• _Supplied records_:
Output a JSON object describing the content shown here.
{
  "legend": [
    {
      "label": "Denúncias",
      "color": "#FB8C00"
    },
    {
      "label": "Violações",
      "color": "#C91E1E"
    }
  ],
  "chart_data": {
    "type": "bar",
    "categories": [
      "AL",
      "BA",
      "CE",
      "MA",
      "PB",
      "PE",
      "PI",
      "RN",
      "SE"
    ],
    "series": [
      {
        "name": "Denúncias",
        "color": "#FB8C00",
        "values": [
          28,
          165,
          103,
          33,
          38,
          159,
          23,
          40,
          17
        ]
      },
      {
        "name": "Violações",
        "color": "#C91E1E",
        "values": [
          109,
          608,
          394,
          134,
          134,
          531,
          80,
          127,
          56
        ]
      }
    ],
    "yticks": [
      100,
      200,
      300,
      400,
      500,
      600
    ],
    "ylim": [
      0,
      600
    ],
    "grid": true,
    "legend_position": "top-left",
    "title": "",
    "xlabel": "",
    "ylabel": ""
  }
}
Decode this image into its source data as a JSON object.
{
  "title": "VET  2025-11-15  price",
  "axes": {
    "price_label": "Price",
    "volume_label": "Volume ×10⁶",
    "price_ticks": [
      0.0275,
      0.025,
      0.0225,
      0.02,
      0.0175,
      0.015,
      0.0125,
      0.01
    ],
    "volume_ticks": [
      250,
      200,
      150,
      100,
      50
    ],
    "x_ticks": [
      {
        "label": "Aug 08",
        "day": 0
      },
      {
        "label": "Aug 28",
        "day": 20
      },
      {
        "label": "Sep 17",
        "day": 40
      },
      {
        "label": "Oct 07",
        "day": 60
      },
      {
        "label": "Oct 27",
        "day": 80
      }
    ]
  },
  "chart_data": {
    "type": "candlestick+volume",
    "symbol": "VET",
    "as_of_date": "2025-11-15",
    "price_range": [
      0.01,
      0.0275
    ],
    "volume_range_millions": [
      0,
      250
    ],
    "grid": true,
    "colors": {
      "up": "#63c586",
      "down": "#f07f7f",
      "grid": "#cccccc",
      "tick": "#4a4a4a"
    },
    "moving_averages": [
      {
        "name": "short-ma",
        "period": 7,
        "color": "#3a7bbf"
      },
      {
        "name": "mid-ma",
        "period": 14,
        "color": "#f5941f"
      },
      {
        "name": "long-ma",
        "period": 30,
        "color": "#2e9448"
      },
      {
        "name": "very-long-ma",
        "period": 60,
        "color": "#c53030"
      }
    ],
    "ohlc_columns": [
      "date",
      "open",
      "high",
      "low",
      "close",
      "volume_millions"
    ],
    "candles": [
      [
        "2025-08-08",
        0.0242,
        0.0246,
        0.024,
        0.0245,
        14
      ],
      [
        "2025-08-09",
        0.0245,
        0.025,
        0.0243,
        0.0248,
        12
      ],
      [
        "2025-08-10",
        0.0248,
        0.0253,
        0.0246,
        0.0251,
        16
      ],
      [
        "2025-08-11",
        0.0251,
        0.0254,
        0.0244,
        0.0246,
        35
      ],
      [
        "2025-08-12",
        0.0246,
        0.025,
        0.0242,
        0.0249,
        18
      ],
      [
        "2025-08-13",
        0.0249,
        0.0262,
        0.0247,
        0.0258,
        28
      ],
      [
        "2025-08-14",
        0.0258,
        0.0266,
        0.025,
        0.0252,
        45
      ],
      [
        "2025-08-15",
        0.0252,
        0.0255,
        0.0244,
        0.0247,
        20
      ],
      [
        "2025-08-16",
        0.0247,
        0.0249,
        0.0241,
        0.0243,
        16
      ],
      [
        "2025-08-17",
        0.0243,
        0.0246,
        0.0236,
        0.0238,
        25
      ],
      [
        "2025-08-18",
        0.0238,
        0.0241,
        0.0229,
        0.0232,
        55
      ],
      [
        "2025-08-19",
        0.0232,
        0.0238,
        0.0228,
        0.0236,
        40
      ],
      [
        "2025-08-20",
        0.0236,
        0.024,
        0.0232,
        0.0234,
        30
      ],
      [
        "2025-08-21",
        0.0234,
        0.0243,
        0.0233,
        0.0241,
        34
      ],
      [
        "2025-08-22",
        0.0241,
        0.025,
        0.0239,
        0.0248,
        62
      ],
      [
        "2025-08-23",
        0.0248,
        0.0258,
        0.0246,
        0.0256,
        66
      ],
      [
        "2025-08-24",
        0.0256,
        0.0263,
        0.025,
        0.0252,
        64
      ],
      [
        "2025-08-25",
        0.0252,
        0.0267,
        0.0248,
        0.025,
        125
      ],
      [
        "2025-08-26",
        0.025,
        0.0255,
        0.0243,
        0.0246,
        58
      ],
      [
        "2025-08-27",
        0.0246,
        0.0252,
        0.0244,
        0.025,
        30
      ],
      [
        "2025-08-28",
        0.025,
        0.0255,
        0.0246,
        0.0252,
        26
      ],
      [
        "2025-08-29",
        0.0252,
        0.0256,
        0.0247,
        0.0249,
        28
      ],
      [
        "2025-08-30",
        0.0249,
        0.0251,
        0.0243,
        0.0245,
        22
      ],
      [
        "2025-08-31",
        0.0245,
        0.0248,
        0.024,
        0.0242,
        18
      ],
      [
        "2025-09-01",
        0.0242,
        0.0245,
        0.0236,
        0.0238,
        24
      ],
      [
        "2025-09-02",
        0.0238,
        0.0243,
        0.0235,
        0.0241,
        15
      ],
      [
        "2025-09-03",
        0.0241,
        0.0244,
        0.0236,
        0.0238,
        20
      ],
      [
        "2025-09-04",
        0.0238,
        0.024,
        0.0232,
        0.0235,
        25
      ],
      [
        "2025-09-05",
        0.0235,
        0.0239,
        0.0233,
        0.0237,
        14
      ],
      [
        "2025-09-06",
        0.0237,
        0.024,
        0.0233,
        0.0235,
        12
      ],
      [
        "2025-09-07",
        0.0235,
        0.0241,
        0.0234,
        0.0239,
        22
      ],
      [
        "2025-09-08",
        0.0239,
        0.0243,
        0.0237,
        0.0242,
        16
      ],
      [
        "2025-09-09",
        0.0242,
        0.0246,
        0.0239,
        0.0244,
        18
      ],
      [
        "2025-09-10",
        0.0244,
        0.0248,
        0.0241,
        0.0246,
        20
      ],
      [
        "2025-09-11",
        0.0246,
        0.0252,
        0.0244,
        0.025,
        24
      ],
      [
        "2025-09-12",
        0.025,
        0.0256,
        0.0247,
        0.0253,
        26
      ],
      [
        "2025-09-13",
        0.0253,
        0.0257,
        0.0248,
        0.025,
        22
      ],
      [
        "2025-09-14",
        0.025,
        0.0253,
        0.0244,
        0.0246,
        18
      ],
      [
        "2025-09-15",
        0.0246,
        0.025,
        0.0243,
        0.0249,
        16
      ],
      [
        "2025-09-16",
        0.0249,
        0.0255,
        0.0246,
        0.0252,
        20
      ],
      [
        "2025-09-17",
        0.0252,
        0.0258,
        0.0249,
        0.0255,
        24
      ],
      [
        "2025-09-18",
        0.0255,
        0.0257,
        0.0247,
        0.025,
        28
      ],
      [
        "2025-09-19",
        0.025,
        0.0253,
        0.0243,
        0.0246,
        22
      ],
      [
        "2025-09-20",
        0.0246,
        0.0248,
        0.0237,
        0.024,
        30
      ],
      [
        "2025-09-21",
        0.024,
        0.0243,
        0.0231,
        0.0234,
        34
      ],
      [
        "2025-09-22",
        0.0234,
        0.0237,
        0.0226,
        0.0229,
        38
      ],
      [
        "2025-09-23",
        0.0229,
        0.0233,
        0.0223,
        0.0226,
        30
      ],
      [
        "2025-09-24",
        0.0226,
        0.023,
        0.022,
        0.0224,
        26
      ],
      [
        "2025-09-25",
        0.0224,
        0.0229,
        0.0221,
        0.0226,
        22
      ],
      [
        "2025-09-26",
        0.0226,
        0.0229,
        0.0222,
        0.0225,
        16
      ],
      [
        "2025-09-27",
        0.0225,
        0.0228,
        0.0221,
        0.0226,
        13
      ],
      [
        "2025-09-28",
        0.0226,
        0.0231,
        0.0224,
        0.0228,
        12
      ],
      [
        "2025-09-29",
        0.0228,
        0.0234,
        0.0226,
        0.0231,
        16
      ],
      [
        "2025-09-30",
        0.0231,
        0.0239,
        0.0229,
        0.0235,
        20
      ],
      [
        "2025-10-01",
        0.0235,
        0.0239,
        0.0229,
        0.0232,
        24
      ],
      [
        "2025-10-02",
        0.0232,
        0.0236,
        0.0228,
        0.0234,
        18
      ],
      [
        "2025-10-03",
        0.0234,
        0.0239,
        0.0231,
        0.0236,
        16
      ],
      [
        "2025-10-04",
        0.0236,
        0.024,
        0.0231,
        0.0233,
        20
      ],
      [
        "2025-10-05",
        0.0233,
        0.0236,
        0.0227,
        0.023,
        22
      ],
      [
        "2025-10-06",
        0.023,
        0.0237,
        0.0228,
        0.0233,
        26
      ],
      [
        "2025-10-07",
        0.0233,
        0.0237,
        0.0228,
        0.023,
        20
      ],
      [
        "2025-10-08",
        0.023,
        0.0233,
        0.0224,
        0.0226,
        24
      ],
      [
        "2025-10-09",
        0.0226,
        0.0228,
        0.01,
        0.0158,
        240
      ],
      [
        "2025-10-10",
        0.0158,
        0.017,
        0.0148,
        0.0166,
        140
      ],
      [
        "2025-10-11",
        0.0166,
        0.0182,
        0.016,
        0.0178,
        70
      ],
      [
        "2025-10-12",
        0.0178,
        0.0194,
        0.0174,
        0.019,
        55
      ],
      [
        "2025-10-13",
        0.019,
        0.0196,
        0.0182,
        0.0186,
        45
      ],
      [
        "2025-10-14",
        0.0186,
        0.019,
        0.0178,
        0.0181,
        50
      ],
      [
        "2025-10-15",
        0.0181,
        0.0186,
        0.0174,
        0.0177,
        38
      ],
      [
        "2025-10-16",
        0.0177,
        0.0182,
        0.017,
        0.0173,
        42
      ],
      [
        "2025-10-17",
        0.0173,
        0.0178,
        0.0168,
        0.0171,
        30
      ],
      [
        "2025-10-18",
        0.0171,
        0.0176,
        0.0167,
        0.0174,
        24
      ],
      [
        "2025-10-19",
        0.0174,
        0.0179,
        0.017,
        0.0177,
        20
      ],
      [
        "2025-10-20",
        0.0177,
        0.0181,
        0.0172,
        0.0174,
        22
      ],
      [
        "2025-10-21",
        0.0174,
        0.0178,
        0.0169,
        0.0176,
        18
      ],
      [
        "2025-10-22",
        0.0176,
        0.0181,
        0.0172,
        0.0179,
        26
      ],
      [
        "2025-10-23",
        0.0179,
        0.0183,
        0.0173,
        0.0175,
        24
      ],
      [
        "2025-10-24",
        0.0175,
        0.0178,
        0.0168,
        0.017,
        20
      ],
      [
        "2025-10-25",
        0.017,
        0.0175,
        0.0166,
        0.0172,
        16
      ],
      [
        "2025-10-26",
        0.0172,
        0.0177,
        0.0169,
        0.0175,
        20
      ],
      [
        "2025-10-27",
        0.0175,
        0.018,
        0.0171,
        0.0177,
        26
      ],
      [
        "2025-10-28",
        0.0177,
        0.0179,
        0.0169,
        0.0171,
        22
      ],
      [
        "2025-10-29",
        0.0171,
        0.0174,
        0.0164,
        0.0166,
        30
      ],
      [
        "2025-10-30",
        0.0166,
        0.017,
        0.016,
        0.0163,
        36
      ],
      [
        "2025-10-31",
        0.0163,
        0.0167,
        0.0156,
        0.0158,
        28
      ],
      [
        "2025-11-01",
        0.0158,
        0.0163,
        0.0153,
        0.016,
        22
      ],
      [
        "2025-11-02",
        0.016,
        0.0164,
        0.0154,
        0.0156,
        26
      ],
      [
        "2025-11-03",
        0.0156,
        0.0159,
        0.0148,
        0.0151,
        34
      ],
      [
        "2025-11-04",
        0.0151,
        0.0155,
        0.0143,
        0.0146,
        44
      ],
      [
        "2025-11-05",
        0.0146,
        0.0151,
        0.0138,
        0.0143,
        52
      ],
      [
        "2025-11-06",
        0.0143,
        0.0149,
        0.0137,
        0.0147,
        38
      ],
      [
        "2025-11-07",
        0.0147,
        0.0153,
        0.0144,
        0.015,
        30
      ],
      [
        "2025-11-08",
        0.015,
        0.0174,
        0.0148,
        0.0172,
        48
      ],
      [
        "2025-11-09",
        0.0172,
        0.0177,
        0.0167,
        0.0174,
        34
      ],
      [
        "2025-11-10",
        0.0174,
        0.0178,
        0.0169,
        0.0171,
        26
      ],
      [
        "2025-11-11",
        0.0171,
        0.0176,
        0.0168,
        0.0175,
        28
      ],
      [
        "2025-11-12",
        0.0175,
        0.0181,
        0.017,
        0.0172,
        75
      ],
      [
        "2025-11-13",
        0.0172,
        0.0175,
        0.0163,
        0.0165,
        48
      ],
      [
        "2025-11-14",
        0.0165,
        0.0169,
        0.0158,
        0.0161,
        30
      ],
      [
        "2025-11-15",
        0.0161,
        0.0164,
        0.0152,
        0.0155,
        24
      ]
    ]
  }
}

• _What you have to do_:
Report how many lines in the records hold the word "name", giving the number and nothing else.

• _Completed exercise_:
6